■ Information shown
** Start **

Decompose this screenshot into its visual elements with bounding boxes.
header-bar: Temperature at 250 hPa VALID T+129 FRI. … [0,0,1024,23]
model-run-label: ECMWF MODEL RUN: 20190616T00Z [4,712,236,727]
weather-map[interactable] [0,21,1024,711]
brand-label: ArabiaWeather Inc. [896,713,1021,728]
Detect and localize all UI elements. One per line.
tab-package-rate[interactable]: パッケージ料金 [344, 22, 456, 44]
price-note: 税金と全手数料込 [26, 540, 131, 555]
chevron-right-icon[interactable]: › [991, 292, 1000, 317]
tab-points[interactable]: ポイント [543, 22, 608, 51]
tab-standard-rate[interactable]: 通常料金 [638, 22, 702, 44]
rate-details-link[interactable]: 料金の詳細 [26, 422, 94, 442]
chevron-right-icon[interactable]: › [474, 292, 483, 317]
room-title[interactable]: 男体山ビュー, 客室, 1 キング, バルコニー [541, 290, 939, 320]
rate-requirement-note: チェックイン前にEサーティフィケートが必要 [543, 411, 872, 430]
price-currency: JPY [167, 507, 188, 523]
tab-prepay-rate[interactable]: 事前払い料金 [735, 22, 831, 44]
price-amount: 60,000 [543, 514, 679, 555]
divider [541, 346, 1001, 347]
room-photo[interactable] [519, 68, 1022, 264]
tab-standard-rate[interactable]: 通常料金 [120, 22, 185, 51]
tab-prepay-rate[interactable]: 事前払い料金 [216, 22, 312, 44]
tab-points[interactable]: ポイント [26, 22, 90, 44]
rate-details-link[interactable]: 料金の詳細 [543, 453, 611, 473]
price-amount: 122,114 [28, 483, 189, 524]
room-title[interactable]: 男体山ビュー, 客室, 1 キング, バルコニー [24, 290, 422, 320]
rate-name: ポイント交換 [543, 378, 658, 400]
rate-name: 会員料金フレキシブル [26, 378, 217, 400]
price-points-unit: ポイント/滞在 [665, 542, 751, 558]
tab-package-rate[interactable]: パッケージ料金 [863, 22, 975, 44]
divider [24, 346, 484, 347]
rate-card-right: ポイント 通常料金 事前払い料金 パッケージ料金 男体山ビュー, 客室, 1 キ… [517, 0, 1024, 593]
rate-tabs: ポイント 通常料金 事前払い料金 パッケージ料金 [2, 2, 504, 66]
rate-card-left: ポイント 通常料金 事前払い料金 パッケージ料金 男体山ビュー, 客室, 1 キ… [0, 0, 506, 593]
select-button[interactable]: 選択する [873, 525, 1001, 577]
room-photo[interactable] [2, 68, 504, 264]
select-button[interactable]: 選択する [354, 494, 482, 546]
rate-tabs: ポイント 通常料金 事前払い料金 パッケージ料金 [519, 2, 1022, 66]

** End **
** Start **

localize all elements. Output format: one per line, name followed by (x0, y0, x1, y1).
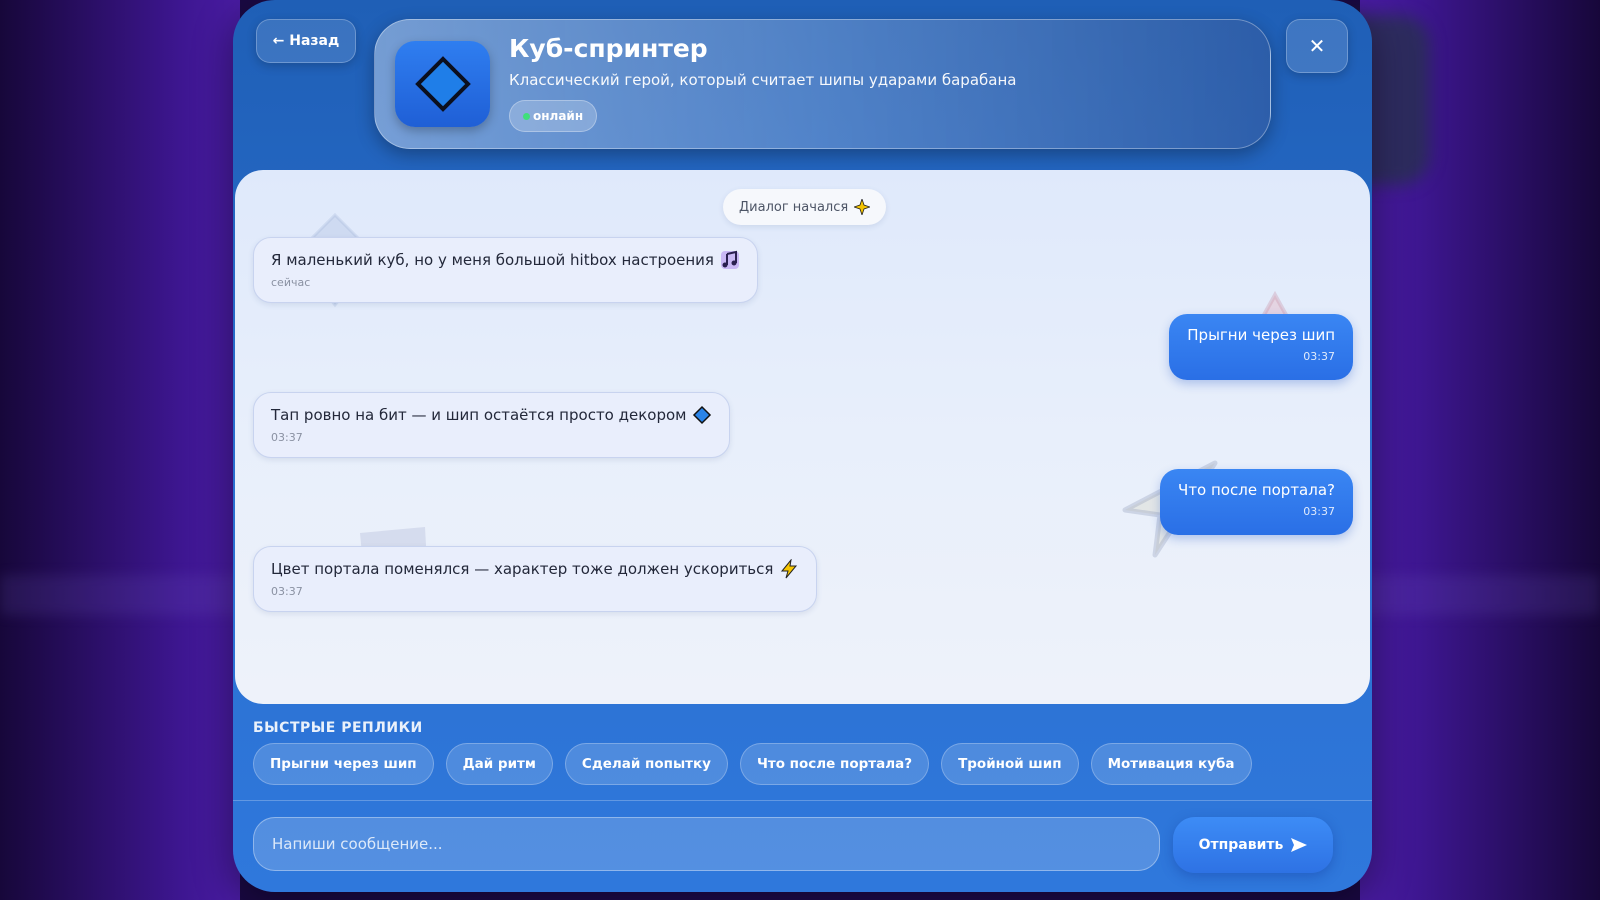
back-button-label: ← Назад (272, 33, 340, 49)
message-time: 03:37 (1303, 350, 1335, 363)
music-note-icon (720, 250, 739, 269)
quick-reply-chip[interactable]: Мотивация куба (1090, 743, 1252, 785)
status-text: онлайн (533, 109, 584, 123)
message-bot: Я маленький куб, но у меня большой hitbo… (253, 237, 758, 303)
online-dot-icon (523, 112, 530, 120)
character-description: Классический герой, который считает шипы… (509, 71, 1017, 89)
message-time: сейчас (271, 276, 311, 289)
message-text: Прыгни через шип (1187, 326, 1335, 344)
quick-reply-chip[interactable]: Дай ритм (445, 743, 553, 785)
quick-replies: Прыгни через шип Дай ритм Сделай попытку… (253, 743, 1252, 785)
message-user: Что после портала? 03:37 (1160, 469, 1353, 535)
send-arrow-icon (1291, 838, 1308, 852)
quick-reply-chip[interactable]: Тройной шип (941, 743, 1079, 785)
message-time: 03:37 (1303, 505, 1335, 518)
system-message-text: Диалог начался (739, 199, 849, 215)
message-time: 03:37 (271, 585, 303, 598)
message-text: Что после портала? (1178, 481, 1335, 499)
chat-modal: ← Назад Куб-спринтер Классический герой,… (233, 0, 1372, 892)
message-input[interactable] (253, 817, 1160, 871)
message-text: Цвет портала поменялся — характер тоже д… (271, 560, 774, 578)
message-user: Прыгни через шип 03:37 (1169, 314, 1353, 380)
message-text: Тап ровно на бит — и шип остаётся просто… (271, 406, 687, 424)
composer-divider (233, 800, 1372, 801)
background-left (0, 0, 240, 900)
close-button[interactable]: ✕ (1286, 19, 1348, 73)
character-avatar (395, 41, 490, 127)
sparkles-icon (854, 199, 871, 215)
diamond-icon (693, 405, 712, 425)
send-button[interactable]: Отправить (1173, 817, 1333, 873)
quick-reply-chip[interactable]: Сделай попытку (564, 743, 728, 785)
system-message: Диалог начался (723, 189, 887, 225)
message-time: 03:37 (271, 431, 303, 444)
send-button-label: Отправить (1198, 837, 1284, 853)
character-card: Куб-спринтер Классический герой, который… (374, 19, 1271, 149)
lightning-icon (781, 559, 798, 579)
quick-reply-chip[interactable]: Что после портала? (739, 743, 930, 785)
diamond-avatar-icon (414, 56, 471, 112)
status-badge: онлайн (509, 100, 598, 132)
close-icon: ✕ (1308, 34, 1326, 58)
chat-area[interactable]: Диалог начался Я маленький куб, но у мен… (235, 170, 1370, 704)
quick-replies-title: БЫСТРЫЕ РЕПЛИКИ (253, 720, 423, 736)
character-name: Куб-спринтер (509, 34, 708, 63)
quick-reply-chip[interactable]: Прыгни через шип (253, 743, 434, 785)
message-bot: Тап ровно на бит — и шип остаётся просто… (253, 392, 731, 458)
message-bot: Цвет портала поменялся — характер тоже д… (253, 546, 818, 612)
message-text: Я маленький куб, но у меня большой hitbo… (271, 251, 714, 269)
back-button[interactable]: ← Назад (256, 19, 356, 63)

** End **

■ What is asked
Reproduce the material word for word, from the line containing "back-button-label: ← Назад (272, 33, 340, 49)" down to the line containing "message-user: Что после", both of those lines included.

■ Response
back-button-label: ← Назад (272, 33, 340, 49)
message-time: 03:37 (1303, 350, 1335, 363)
music-note-icon (720, 250, 739, 269)
quick-reply-chip[interactable]: Мотивация куба (1090, 743, 1252, 785)
status-text: онлайн (533, 109, 584, 123)
message-bot: Я маленький куб, но у меня большой hitbo… (253, 237, 758, 303)
online-dot-icon (523, 112, 530, 120)
character-description: Классический герой, который считает шипы… (509, 71, 1017, 89)
message-time: сейчас (271, 276, 311, 289)
message-text: Прыгни через шип (1187, 326, 1335, 344)
quick-reply-chip[interactable]: Дай ритм (445, 743, 553, 785)
quick-replies: Прыгни через шип Дай ритм Сделай попытку… (253, 743, 1252, 785)
message-user: Что после портала? 03:37 (1160, 469, 1353, 535)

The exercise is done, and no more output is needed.